• STATED GOAL
Word for word, retype every entry in the listing.

···

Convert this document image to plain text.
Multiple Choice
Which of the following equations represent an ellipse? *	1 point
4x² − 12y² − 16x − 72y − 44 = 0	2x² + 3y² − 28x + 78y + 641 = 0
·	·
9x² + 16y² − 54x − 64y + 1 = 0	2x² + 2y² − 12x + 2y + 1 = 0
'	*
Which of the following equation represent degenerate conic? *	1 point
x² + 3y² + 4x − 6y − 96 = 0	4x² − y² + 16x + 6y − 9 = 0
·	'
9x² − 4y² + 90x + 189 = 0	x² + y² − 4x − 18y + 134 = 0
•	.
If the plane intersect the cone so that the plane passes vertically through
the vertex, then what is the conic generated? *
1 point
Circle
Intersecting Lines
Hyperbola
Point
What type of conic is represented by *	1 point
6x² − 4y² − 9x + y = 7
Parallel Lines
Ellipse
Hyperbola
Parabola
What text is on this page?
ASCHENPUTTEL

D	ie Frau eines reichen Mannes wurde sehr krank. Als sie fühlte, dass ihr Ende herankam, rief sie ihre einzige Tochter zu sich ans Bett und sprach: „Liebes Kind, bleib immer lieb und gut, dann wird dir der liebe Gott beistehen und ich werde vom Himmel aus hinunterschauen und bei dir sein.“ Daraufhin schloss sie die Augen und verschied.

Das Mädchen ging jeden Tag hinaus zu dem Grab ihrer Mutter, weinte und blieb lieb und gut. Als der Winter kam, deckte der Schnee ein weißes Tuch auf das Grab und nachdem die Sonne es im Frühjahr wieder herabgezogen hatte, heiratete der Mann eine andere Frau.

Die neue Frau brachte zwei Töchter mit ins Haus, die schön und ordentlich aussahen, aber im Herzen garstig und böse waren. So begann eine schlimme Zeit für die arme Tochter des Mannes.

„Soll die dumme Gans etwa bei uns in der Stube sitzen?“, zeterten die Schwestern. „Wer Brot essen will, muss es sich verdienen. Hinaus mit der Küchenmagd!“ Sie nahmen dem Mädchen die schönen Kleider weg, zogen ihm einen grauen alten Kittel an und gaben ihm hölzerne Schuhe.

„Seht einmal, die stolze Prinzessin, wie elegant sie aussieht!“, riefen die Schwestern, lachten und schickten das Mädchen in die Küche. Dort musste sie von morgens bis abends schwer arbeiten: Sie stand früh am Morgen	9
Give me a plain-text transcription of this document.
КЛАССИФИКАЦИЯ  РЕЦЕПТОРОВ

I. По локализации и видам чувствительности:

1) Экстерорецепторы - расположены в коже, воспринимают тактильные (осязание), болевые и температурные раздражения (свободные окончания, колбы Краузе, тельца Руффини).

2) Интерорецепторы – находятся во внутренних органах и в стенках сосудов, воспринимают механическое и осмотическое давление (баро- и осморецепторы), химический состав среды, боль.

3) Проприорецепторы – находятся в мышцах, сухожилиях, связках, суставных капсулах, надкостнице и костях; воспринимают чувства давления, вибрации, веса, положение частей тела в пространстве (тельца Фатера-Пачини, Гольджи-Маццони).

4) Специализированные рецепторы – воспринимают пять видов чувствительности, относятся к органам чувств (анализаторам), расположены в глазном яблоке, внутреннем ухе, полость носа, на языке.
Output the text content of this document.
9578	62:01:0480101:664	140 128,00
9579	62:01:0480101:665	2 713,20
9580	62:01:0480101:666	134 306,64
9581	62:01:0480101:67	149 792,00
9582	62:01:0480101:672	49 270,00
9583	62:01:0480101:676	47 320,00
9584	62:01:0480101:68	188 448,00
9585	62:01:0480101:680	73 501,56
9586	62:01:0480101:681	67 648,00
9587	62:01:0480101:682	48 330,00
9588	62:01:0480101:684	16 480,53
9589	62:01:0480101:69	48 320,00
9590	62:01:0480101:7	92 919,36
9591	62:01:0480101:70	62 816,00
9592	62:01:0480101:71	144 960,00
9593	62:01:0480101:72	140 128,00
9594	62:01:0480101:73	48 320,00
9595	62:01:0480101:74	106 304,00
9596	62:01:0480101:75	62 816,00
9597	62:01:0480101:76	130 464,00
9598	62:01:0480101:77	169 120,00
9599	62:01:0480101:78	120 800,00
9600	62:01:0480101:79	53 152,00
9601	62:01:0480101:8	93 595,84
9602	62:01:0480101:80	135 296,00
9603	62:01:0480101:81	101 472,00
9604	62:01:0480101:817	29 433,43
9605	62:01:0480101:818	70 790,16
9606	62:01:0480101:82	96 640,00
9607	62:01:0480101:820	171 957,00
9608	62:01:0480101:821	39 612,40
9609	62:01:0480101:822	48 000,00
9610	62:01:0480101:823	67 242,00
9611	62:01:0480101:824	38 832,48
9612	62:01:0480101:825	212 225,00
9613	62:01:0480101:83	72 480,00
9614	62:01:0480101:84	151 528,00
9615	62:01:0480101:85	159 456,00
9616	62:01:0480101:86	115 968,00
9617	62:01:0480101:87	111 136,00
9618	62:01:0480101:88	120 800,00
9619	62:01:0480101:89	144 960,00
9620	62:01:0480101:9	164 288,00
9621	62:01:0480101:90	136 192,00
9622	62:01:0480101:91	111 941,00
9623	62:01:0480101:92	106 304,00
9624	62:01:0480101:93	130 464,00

···

• ANSWER TO THE TASK
Convert this document image to plain text.
Multiple Choice
Which of the following equations represent an ellipse? *	1 point
4x² − 12y² − 16x − 72y − 44 = 0	2x² + 3y² − 28x + 78y + 641 = 0
·	·
9x² + 16y² − 54x − 64y + 1 = 0	2x² + 2y² − 12x + 2y + 1 = 0
'	*
Which of the following equation represent degenerate conic? *	1 point
x² + 3y² + 4x − 6y − 96 = 0	4x² − y² + 16x + 6y − 9 = 0
·	'
9x² − 4y² + 90x + 189 = 0	x² + y² − 4x − 18y + 134 = 0
•	.
If the plane intersect the cone so that the plane passes vertically through
the vertex, then what is the conic generated? *
1 point
Circle
Intersecting Lines
Hyperbola
Point
What type of conic is represented by *	1 point
6x² − 4y² − 9x + y = 7
Parallel Lines
Ellipse
Hyperbola
Parabola
What text is on this page?
ASCHENPUTTEL

D	ie Frau eines reichen Mannes wurde sehr krank. Als sie fühlte, dass ihr Ende herankam, rief sie ihre einzige Tochter zu sich ans Bett und sprach: „Liebes Kind, bleib immer lieb und gut, dann wird dir der liebe Gott beistehen und ich werde vom Himmel aus hinunterschauen und bei dir sein.“ Daraufhin schloss sie die Augen und verschied.

Das Mädchen ging jeden Tag hinaus zu dem Grab ihrer Mutter, weinte und blieb lieb und gut. Als der Winter kam, deckte der Schnee ein weißes Tuch auf das Grab und nachdem die Sonne es im Frühjahr wieder herabgezogen hatte, heiratete der Mann eine andere Frau.

Die neue Frau brachte zwei Töchter mit ins Haus, die schön und ordentlich aussahen, aber im Herzen garstig und böse waren. So begann eine schlimme Zeit für die arme Tochter des Mannes.

„Soll die dumme Gans etwa bei uns in der Stube sitzen?“, zeterten die Schwestern. „Wer Brot essen will, muss es sich verdienen. Hinaus mit der Küchenmagd!“ Sie nahmen dem Mädchen die schönen Kleider weg, zogen ihm einen grauen alten Kittel an und gaben ihm hölzerne Schuhe.

„Seht einmal, die stolze Prinzessin, wie elegant sie aussieht!“, riefen die Schwestern, lachten und schickten das Mädchen in die Küche. Dort musste sie von morgens bis abends schwer arbeiten: Sie stand früh am Morgen	9
Give me a plain-text transcription of this document.
КЛАССИФИКАЦИЯ  РЕЦЕПТОРОВ

I. По локализации и видам чувствительности:

1) Экстерорецепторы - расположены в коже, воспринимают тактильные (осязание), болевые и температурные раздражения (свободные окончания, колбы Краузе, тельца Руффини).

2) Интерорецепторы – находятся во внутренних органах и в стенках сосудов, воспринимают механическое и осмотическое давление (баро- и осморецепторы), химический состав среды, боль.

3) Проприорецепторы – находятся в мышцах, сухожилиях, связках, суставных капсулах, надкостнице и костях; воспринимают чувства давления, вибрации, веса, положение частей тела в пространстве (тельца Фатера-Пачини, Гольджи-Маццони).

4) Специализированные рецепторы – воспринимают пять видов чувствительности, относятся к органам чувств (анализаторам), расположены в глазном яблоке, внутреннем ухе, полость носа, на языке.
Output the text content of this document.
9578	62:01:0480101:664	140 128,00
9579	62:01:0480101:665	2 713,20
9580	62:01:0480101:666	134 306,64
9581	62:01:0480101:67	149 792,00
9582	62:01:0480101:672	49 270,00
9583	62:01:0480101:676	47 320,00
9584	62:01:0480101:68	188 448,00
9585	62:01:0480101:680	73 501,56
9586	62:01:0480101:681	67 648,00
9587	62:01:0480101:682	48 330,00
9588	62:01:0480101:684	16 480,53
9589	62:01:0480101:69	48 320,00
9590	62:01:0480101:7	92 919,36
9591	62:01:0480101:70	62 816,00
9592	62:01:0480101:71	144 960,00
9593	62:01:0480101:72	140 128,00
9594	62:01:0480101:73	48 320,00
9595	62:01:0480101:74	106 304,00
9596	62:01:0480101:75	62 816,00
9597	62:01:0480101:76	130 464,00
9598	62:01:0480101:77	169 120,00
9599	62:01:0480101:78	120 800,00
9600	62:01:0480101:79	53 152,00
9601	62:01:0480101:8	93 595,84
9602	62:01:0480101:80	135 296,00
9603	62:01:0480101:81	101 472,00
9604	62:01:0480101:817	29 433,43
9605	62:01:0480101:818	70 790,16
9606	62:01:0480101:82	96 640,00
9607	62:01:0480101:820	171 957,00
9608	62:01:0480101:821	39 612,40
9609	62:01:0480101:822	48 000,00
9610	62:01:0480101:823	67 242,00
9611	62:01:0480101:824	38 832,48
9612	62:01:0480101:825	212 225,00
9613	62:01:0480101:83	72 480,00
9614	62:01:0480101:84	151 528,00
9615	62:01:0480101:85	159 456,00
9616	62:01:0480101:86	115 968,00
9617	62:01:0480101:87	111 136,00
9618	62:01:0480101:88	120 800,00
9619	62:01:0480101:89	144 960,00
9620	62:01:0480101:9	164 288,00
9621	62:01:0480101:90	136 192,00
9622	62:01:0480101:91	111 941,00
9623	62:01:0480101:92	106 304,00
9624	62:01:0480101:93	130 464,00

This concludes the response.